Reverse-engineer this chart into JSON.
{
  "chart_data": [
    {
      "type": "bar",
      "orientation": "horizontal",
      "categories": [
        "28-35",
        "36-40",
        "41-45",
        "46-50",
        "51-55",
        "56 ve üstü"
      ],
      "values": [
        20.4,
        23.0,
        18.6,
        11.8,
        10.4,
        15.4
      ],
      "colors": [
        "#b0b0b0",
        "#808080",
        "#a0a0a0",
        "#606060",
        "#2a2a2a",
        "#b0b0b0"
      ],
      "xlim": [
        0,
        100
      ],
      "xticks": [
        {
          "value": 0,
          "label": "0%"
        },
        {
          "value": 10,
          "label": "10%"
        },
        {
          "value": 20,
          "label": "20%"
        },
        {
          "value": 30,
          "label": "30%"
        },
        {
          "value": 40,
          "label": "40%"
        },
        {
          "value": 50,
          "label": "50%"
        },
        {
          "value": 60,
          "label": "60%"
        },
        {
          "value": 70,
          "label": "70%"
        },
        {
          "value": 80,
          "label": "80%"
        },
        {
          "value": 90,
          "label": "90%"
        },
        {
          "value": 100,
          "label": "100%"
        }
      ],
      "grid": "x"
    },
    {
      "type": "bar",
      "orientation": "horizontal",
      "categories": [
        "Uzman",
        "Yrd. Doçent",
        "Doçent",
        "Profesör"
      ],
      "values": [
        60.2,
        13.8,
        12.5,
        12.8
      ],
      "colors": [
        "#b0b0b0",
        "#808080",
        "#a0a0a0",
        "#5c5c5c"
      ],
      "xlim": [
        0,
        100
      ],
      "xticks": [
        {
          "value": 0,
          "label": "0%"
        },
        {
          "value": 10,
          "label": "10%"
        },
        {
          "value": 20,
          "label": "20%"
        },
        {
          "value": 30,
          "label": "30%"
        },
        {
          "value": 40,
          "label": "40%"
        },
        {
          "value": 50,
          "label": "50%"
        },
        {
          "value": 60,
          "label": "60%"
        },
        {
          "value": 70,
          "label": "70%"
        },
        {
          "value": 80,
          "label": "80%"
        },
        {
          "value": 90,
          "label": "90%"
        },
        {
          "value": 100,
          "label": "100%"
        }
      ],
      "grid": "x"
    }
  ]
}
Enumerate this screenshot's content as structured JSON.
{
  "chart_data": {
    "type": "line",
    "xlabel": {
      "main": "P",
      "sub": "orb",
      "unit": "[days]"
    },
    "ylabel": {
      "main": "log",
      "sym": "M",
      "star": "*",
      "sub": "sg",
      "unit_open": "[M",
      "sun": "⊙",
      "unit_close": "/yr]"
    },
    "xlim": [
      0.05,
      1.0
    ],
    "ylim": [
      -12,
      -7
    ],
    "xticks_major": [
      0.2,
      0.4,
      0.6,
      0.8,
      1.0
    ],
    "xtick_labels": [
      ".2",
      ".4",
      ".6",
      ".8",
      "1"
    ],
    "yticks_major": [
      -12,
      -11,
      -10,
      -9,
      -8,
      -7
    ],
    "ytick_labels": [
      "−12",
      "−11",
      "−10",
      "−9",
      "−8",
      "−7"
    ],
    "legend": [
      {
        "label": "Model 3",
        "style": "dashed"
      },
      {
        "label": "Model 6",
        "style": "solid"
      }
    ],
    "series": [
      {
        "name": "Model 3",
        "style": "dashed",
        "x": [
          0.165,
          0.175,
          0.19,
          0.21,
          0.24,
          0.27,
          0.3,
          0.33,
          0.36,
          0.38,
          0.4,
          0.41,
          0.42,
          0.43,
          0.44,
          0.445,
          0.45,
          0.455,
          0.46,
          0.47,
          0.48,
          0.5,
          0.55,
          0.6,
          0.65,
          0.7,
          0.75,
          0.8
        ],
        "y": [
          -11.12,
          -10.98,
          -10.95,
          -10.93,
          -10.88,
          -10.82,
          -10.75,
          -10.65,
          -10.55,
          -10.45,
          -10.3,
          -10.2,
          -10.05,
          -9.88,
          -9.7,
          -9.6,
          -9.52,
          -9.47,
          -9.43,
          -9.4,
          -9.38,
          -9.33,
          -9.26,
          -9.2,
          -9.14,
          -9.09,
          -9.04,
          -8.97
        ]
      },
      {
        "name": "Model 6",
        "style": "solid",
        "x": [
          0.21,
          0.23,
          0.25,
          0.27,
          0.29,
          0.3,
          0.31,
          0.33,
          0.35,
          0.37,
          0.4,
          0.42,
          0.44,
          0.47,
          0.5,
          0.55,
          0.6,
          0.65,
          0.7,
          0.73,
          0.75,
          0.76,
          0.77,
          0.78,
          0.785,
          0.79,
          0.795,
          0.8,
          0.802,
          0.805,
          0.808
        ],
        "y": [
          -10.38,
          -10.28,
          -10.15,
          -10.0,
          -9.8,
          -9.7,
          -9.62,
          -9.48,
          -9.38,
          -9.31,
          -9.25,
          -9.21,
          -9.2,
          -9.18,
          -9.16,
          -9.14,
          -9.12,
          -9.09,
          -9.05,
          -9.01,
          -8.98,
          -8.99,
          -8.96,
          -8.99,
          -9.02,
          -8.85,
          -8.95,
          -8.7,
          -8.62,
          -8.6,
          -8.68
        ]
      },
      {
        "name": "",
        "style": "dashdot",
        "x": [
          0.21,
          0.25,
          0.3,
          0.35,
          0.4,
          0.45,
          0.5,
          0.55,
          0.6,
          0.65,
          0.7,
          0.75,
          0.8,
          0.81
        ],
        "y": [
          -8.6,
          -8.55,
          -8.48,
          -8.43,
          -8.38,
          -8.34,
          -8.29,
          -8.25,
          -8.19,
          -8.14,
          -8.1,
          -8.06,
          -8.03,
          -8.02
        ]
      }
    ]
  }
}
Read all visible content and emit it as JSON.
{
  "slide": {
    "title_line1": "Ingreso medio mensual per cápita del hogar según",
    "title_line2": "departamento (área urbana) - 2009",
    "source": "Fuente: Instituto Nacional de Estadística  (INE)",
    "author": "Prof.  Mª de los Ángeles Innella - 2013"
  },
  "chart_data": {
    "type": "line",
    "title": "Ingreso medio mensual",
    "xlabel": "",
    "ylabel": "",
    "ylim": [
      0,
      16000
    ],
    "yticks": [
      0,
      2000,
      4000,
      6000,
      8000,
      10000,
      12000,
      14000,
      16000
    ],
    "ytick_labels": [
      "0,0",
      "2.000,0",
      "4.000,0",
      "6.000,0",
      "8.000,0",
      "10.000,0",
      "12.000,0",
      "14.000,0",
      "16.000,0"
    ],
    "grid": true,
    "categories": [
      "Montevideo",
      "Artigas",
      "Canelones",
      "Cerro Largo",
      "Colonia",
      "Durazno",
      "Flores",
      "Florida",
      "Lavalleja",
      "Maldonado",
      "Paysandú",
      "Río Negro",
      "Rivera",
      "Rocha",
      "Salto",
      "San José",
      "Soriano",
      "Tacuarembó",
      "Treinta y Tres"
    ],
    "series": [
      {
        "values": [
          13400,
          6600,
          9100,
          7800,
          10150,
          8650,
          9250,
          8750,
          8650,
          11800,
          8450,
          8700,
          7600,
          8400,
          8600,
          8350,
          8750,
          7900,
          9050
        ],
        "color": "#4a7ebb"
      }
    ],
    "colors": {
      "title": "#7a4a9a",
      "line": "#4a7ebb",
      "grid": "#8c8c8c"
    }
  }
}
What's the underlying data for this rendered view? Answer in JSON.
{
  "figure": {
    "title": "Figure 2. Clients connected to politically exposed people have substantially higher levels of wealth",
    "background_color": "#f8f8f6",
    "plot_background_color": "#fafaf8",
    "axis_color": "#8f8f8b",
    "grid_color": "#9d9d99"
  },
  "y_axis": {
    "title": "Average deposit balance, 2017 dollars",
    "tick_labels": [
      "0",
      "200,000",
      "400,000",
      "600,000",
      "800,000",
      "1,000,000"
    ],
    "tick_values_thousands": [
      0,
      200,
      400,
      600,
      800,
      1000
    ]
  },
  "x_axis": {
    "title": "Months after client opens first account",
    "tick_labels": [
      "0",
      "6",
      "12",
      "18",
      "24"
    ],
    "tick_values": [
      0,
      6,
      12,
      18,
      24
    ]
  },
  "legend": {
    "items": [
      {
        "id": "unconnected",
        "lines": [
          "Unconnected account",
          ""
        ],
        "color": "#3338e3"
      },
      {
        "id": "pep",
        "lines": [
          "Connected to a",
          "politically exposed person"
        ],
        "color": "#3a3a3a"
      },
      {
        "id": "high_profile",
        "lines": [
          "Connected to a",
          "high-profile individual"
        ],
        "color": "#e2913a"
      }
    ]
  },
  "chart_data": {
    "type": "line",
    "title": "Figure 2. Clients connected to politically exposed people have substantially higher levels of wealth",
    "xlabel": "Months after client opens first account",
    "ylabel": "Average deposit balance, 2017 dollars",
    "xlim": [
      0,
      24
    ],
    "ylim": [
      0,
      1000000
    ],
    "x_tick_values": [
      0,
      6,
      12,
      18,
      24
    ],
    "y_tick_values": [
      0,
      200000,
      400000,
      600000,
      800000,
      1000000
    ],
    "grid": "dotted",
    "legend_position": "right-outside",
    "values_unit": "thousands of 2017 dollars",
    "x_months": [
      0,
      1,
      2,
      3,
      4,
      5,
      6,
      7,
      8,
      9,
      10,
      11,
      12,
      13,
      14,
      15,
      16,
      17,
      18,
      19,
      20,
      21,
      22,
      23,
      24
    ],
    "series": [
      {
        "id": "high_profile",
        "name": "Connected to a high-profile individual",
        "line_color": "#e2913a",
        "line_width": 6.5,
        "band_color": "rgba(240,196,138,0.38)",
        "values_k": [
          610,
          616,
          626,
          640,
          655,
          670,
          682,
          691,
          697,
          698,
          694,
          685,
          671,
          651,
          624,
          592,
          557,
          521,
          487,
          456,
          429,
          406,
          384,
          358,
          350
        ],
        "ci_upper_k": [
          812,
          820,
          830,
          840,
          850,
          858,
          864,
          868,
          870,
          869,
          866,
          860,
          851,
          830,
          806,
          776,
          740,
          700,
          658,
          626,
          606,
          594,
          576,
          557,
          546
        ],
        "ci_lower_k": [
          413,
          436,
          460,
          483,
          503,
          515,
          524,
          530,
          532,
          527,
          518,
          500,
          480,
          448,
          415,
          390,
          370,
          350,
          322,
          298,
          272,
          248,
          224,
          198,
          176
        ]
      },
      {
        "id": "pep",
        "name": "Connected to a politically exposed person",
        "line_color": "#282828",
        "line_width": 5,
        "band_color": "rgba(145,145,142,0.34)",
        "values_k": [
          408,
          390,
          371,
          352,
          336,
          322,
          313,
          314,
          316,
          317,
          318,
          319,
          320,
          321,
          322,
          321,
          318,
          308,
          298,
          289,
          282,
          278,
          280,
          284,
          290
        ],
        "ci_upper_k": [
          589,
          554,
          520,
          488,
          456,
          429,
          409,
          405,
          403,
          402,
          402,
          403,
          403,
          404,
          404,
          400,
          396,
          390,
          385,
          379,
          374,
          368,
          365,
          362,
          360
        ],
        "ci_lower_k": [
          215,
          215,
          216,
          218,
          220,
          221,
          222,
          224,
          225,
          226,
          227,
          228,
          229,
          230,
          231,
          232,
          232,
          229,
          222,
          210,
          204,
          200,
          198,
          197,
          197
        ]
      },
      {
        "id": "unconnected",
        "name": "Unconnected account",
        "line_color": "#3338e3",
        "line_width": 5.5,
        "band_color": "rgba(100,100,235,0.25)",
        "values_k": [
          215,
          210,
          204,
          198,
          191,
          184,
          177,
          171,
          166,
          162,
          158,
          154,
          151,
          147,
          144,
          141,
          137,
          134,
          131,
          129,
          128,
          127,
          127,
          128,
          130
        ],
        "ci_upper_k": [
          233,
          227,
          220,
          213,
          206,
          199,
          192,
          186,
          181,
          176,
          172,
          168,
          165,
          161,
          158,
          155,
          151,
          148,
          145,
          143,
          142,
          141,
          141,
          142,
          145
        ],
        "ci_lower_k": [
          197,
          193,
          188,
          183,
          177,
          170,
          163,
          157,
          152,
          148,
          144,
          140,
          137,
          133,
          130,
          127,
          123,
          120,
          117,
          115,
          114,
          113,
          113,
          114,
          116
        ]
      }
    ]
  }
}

——————

- Requirements -
Among the entries above, identify all lines with "first" and copy them.

- Complete response -
    "title": "Months after client opens first account",
    "xlabel": "Months after client opens first account",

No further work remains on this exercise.